» **What to produce**:
Scan the material and copy every line in which "Dottorato" appears.

» **Extracted material**:
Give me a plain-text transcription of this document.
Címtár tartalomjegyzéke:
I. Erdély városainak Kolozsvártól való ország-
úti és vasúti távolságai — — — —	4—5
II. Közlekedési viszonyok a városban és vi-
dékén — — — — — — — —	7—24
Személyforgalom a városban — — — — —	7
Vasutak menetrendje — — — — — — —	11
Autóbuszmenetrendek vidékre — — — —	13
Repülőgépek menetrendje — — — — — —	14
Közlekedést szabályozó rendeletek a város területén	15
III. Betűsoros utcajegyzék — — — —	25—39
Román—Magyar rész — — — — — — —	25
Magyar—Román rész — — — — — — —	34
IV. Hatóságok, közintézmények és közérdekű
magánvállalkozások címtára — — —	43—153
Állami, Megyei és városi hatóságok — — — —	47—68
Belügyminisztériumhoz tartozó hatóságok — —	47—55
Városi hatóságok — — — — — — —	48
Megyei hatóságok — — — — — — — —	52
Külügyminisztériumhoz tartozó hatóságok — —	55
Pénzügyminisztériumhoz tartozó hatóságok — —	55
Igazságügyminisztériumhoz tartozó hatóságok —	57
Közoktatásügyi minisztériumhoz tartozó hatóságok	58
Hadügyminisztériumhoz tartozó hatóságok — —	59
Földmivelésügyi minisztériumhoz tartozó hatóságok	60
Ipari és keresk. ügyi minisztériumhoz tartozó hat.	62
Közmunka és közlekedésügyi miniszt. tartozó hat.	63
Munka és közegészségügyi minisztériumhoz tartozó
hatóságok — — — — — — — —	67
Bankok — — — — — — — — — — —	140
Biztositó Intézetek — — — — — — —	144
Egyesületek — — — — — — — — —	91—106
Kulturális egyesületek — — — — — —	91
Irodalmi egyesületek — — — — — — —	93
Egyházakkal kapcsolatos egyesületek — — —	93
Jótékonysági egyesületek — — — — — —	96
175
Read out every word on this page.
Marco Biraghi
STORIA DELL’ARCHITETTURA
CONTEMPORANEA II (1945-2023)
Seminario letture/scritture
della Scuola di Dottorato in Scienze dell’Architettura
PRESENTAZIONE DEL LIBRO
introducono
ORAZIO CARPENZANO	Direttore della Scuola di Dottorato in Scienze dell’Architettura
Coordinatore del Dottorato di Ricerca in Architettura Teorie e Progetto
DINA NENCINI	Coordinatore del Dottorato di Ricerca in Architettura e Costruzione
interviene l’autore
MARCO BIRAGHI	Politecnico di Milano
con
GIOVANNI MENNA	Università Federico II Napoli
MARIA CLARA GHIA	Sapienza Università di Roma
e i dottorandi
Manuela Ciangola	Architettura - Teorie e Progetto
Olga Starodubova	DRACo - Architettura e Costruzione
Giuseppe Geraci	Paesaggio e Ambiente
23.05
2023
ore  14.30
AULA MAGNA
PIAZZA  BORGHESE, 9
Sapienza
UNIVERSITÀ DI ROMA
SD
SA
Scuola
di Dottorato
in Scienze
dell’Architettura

---

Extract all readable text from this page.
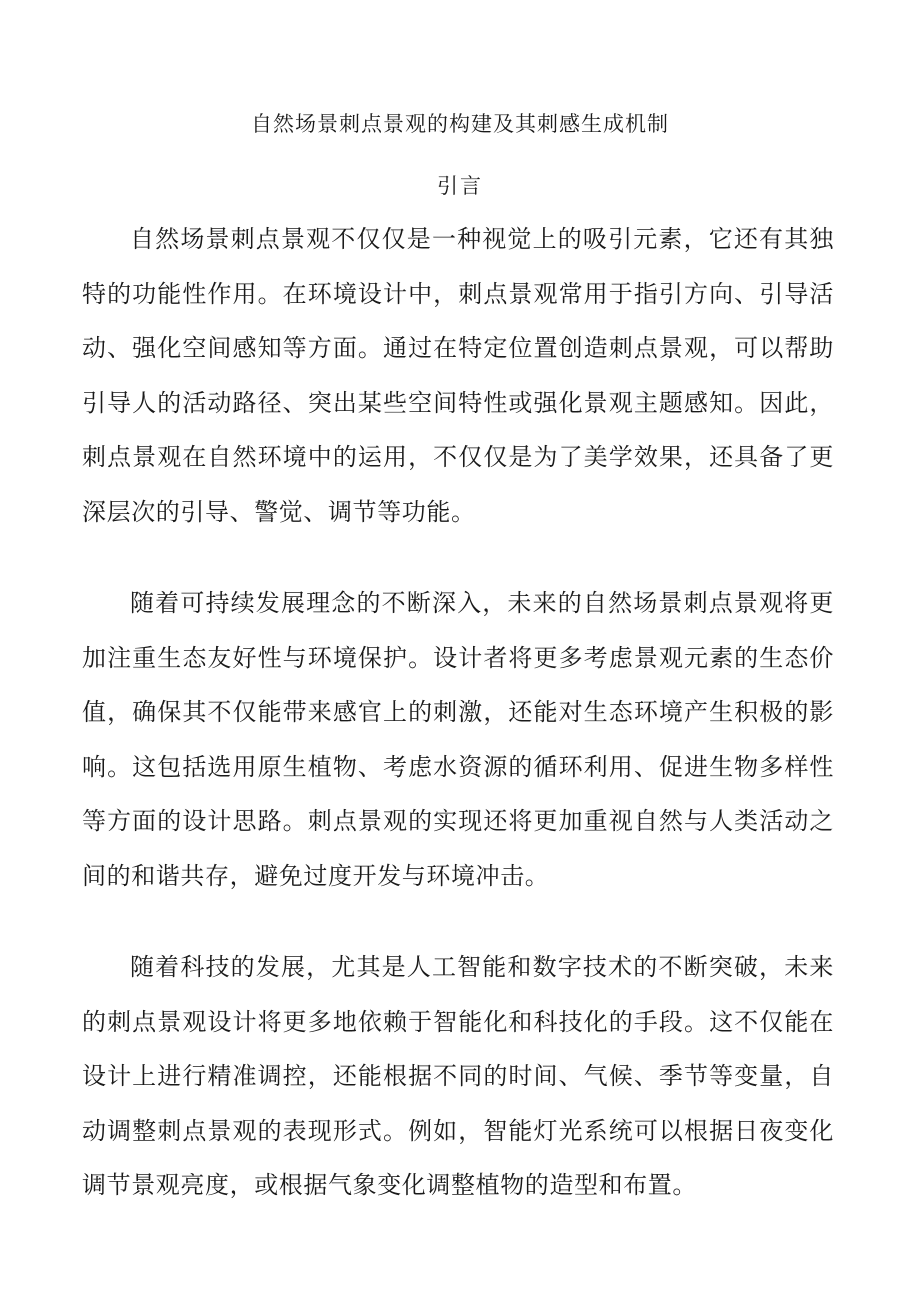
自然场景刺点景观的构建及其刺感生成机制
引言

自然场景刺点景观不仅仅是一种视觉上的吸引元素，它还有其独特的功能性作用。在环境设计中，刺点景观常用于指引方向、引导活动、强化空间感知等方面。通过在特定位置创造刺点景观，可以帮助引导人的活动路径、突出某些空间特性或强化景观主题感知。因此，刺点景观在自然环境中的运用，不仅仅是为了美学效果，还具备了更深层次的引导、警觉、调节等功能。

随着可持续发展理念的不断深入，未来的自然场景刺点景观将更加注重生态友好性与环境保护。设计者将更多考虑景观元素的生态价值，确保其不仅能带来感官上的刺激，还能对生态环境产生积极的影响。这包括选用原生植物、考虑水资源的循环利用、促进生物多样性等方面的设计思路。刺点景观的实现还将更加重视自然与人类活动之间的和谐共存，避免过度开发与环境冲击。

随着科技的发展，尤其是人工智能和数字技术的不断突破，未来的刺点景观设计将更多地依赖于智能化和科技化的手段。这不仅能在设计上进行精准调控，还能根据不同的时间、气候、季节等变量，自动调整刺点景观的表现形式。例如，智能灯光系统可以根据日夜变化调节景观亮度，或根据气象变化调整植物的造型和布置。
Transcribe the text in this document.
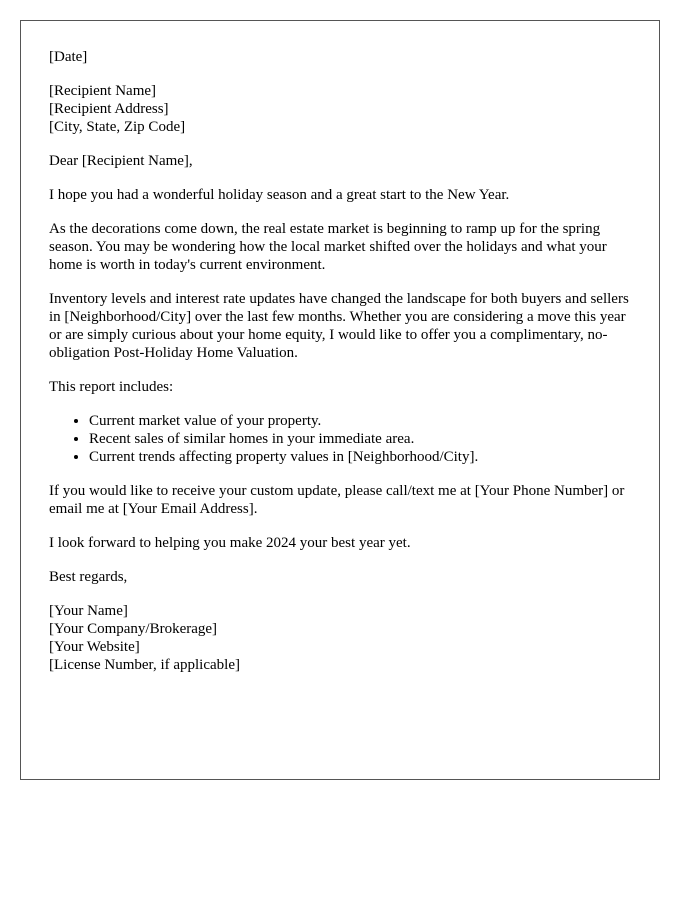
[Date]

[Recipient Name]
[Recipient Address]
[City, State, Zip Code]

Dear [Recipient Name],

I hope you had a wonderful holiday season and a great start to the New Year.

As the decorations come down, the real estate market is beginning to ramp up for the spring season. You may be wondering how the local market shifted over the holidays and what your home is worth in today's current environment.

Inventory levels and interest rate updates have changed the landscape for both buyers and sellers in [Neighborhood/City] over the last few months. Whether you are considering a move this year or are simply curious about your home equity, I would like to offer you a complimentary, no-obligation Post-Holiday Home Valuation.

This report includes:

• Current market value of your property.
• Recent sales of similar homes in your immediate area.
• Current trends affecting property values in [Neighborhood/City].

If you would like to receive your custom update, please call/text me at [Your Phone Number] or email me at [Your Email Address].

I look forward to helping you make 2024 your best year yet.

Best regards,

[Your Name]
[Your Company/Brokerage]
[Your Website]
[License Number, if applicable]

» **Written answer**:
della Scuola di Dottorato in Scienze dell’Architettura
ORAZIO CARPENZANO	Direttore della Scuola di Dottorato in Scienze dell’Architettura
Coordinatore del Dottorato di Ricerca in Architettura Teorie e Progetto
DINA NENCINI	Coordinatore del Dottorato di Ricerca in Architettura e Costruzione
di Dottorato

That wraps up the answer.